Exercise goal: Output the full listing below exactly as it reads, and skip anything that is a picture.

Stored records
------------------------------

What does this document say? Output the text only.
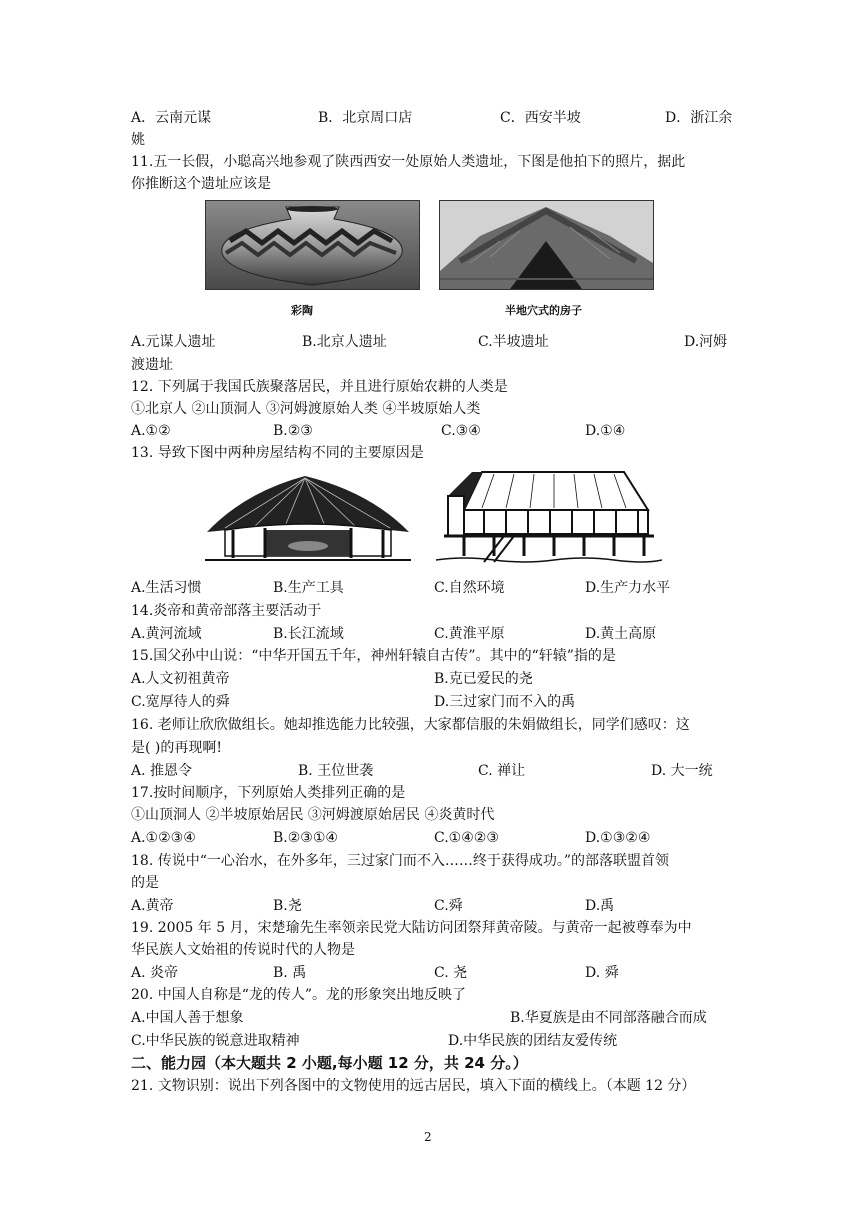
A．云南元谋	B．北京周口店	C．西安半坡	D．浙江余
姚
11.五一长假，小聪高兴地参观了陕西西安一处原始人类遗址，下图是他拍下的照片，据此
你推断这个遗址应该是
彩陶	半地穴式的房子
A.元谋人遗址	B.北京人遗址	C.半坡遗址	D.河姆
渡遗址
12. 下列属于我国氏族聚落居民，并且进行原始农耕的人类是
①北京人 ②山顶洞人 ③河姆渡原始人类 ④半坡原始人类
A.①②	B.②③	C.③④	D.①④
13. 导致下图中两种房屋结构不同的主要原因是
A.生活习惯	B.生产工具	C.自然环境	D.生产力水平
14.炎帝和黄帝部落主要活动于
A.黄河流域	B.长江流域	C.黄淮平原	D.黄土高原
15.国父孙中山说：“中华开国五千年，神州轩辕自古传”。其中的“轩辕”指的是
A.人文初祖黄帝	B.克已爱民的尧
C.宽厚待人的舜	D.三过家门而不入的禹
16. 老师让欣欣做组长。她却推选能力比较强，大家都信服的朱娟做组长，同学们感叹：这
是( )的再现啊!
A. 推恩令	B. 王位世袭	C. 禅让	D. 大一统
17.按时间顺序，下列原始人类排列正确的是
①山顶洞人 ②半坡原始居民 ③河姆渡原始居民 ④炎黄时代
A.①②③④	B.②③①④	C.①④②③	D.①③②④
18. 传说中“一心治水，在外多年，三过家门而不入……终于获得成功。”的部落联盟首领
的是
A.黄帝	B.尧	C.舜	D.禹
19. 2005 年 5 月，宋楚瑜先生率领亲民党大陆访问团祭拜黄帝陵。与黄帝一起被尊奉为中
华民族人文始祖的传说时代的人物是
A. 炎帝	B. 禹	C. 尧	D. 舜
20. 中国人自称是“龙的传人”。龙的形象突出地反映了
A.中国人善于想象	B.华夏族是由不同部落融合而成
C.中华民族的锐意进取精神	D.中华民族的团结友爱传统
二、能力园（本大题共 2 小题,每小题 12 分，共 24 分。）
21. 文物识别：说出下列各图中的文物使用的远古居民，填入下面的横线上。（本题 12 分）
2
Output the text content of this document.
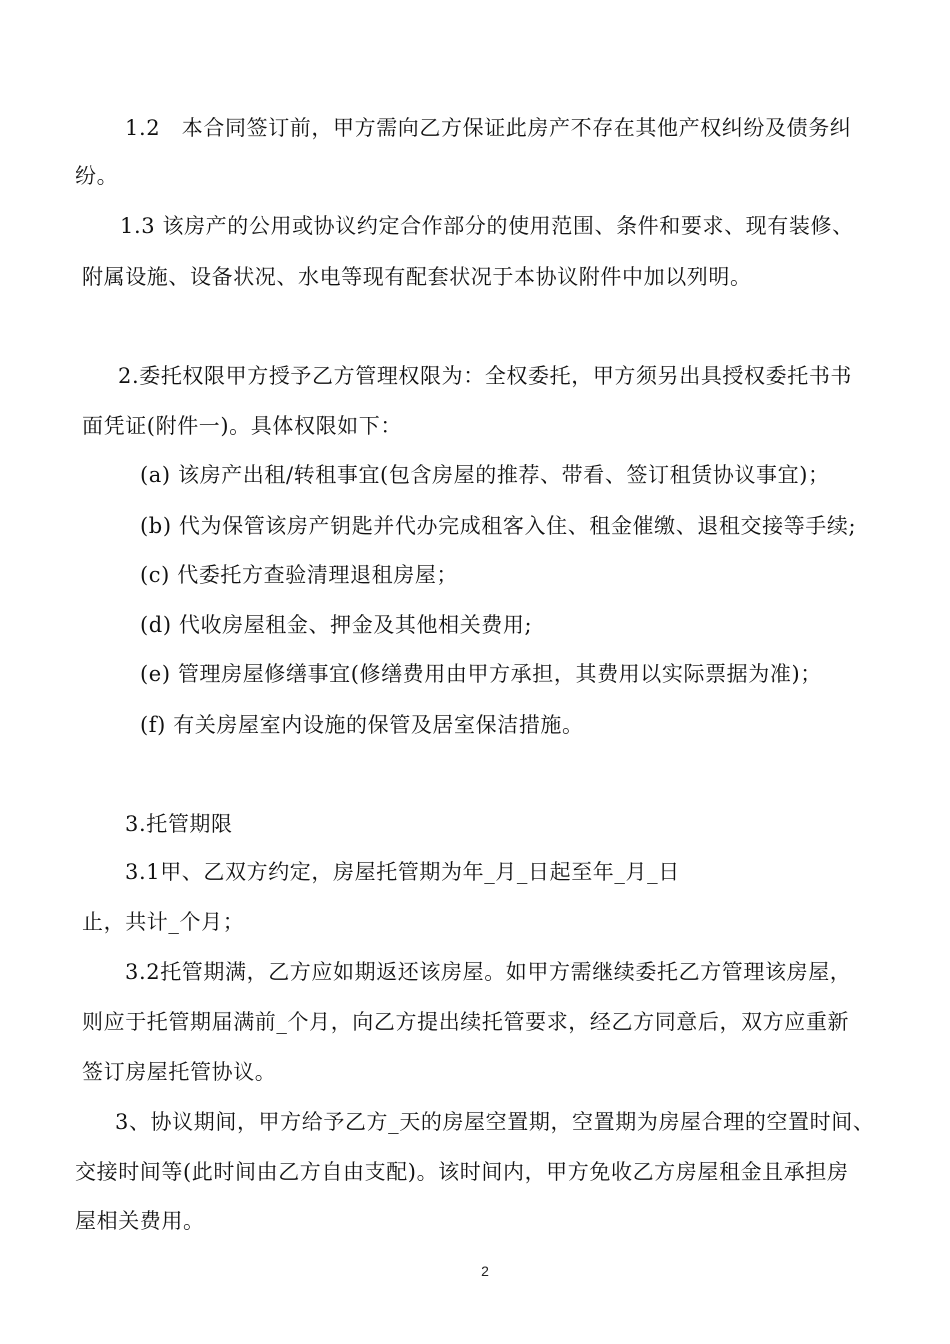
1.2　本合同签订前，甲方需向乙方保证此房产不存在其他产权纠纷及债务纠
纷。
1.3 该房产的公用或协议约定合作部分的使用范围、条件和要求、现有装修、
附属设施、设备状况、水电等现有配套状况于本协议附件中加以列明。
2.委托权限甲方授予乙方管理权限为：全权委托，甲方须另出具授权委托书书
面凭证(附件一)。具体权限如下：
(a) 该房产出租/转租事宜(包含房屋的推荐、带看、签订租赁协议事宜)；
(b) 代为保管该房产钥匙并代办完成租客入住、租金催缴、退租交接等手续;
(c) 代委托方查验清理退租房屋；
(d) 代收房屋租金、押金及其他相关费用;
(e) 管理房屋修缮事宜(修缮费用由甲方承担，其费用以实际票据为准)；
(f) 有关房屋室内设施的保管及居室保洁措施。
3.托管期限
3.1甲、乙双方约定，房屋托管期为年_月_日起至年_月_日
止，共计_个月；
3.2托管期满，乙方应如期返还该房屋。如甲方需继续委托乙方管理该房屋，
则应于托管期届满前_个月，向乙方提出续托管要求，经乙方同意后，双方应重新
签订房屋托管协议。
3、协议期间，甲方给予乙方_天的房屋空置期，空置期为房屋合理的空置时间、
交接时间等(此时间由乙方自由支配)。该时间内，甲方免收乙方房屋租金且承担房
屋相关费用。
2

------------------------------

Finished task:
What does this document say? Output the text only.
A．云南元谋	B．北京周口店	C．西安半坡	D．浙江余
姚
11.五一长假，小聪高兴地参观了陕西西安一处原始人类遗址，下图是他拍下的照片，据此
你推断这个遗址应该是
彩陶	半地穴式的房子
A.元谋人遗址	B.北京人遗址	C.半坡遗址	D.河姆
渡遗址
12. 下列属于我国氏族聚落居民，并且进行原始农耕的人类是
①北京人 ②山顶洞人 ③河姆渡原始人类 ④半坡原始人类
A.①②	B.②③	C.③④	D.①④
13. 导致下图中两种房屋结构不同的主要原因是
A.生活习惯	B.生产工具	C.自然环境	D.生产力水平
14.炎帝和黄帝部落主要活动于
A.黄河流域	B.长江流域	C.黄淮平原	D.黄土高原
15.国父孙中山说：“中华开国五千年，神州轩辕自古传”。其中的“轩辕”指的是
A.人文初祖黄帝	B.克已爱民的尧
C.宽厚待人的舜	D.三过家门而不入的禹
16. 老师让欣欣做组长。她却推选能力比较强，大家都信服的朱娟做组长，同学们感叹：这
是( )的再现啊!
A. 推恩令	B. 王位世袭	C. 禅让	D. 大一统
17.按时间顺序，下列原始人类排列正确的是
①山顶洞人 ②半坡原始居民 ③河姆渡原始居民 ④炎黄时代
A.①②③④	B.②③①④	C.①④②③	D.①③②④
18. 传说中“一心治水，在外多年，三过家门而不入……终于获得成功。”的部落联盟首领
的是
A.黄帝	B.尧	C.舜	D.禹
19. 2005 年 5 月，宋楚瑜先生率领亲民党大陆访问团祭拜黄帝陵。与黄帝一起被尊奉为中
华民族人文始祖的传说时代的人物是
A. 炎帝	B. 禹	C. 尧	D. 舜
20. 中国人自称是“龙的传人”。龙的形象突出地反映了
A.中国人善于想象	B.华夏族是由不同部落融合而成
C.中华民族的锐意进取精神	D.中华民族的团结友爱传统
二、能力园（本大题共 2 小题,每小题 12 分，共 24 分。）
21. 文物识别：说出下列各图中的文物使用的远古居民，填入下面的横线上。（本题 12 分）
2
Output the text content of this document.
1.2　本合同签订前，甲方需向乙方保证此房产不存在其他产权纠纷及债务纠
纷。
1.3 该房产的公用或协议约定合作部分的使用范围、条件和要求、现有装修、
附属设施、设备状况、水电等现有配套状况于本协议附件中加以列明。
2.委托权限甲方授予乙方管理权限为：全权委托，甲方须另出具授权委托书书
面凭证(附件一)。具体权限如下：
(a) 该房产出租/转租事宜(包含房屋的推荐、带看、签订租赁协议事宜)；
(b) 代为保管该房产钥匙并代办完成租客入住、租金催缴、退租交接等手续;
(c) 代委托方查验清理退租房屋；
(d) 代收房屋租金、押金及其他相关费用;
(e) 管理房屋修缮事宜(修缮费用由甲方承担，其费用以实际票据为准)；
(f) 有关房屋室内设施的保管及居室保洁措施。
3.托管期限
3.1甲、乙双方约定，房屋托管期为年_月_日起至年_月_日
止，共计_个月；
3.2托管期满，乙方应如期返还该房屋。如甲方需继续委托乙方管理该房屋，
则应于托管期届满前_个月，向乙方提出续托管要求，经乙方同意后，双方应重新
签订房屋托管协议。
3、协议期间，甲方给予乙方_天的房屋空置期，空置期为房屋合理的空置时间、
交接时间等(此时间由乙方自由支配)。该时间内，甲方免收乙方房屋租金且承担房
屋相关费用。
2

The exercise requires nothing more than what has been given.